Stored entries:
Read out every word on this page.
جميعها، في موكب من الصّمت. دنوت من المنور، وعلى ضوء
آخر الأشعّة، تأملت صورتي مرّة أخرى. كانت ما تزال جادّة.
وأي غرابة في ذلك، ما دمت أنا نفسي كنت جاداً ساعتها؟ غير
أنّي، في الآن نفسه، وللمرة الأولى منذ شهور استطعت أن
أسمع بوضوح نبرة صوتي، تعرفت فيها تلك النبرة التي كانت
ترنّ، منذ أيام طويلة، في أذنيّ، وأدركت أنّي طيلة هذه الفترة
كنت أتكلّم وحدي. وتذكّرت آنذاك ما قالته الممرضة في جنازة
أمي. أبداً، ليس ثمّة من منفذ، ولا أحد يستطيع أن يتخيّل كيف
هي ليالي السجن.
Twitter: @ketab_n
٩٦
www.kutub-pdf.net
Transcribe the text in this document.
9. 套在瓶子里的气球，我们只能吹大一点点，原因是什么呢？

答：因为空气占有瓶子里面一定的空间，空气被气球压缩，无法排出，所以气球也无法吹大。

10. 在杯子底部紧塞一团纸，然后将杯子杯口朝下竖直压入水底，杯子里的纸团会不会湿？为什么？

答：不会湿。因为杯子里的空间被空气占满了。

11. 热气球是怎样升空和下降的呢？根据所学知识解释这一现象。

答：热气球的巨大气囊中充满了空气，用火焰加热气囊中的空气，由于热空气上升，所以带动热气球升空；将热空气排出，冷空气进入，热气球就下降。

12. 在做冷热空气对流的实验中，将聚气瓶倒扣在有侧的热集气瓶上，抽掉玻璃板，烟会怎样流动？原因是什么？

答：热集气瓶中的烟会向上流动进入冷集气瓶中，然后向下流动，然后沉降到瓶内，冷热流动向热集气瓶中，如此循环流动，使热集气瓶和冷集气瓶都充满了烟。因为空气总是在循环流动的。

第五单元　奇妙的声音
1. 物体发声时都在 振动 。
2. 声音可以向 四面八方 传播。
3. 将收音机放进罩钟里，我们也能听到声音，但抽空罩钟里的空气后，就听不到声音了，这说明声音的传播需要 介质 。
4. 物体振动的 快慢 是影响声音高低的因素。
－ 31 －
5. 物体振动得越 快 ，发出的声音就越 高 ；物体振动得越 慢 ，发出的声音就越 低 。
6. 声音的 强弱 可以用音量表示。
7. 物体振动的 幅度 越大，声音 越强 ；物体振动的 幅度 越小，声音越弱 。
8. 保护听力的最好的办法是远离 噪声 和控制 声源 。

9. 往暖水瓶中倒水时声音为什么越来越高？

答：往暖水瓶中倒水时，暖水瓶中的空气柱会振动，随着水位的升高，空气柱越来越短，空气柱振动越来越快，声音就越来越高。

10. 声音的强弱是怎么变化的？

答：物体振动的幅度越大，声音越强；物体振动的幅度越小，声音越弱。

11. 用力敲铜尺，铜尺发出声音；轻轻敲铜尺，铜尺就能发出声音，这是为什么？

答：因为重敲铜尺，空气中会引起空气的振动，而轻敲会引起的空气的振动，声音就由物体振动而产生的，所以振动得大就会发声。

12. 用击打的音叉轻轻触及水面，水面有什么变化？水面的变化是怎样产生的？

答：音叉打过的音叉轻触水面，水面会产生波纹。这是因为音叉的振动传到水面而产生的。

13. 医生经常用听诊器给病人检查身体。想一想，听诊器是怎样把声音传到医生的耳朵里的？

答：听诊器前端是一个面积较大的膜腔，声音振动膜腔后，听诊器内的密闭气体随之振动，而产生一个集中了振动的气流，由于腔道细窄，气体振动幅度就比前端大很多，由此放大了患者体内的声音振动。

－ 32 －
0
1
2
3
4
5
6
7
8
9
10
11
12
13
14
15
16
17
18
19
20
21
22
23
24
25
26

Brief: Look through the entries above. Extract each line with the word "声音越弱".

Result of the exercise:
7. 物体振动的 幅度 越大，声音 越强 ；物体振动的 幅度 越小，声音越弱 。
答：物体振动的幅度越大，声音越强；物体振动的幅度越小，声音越弱。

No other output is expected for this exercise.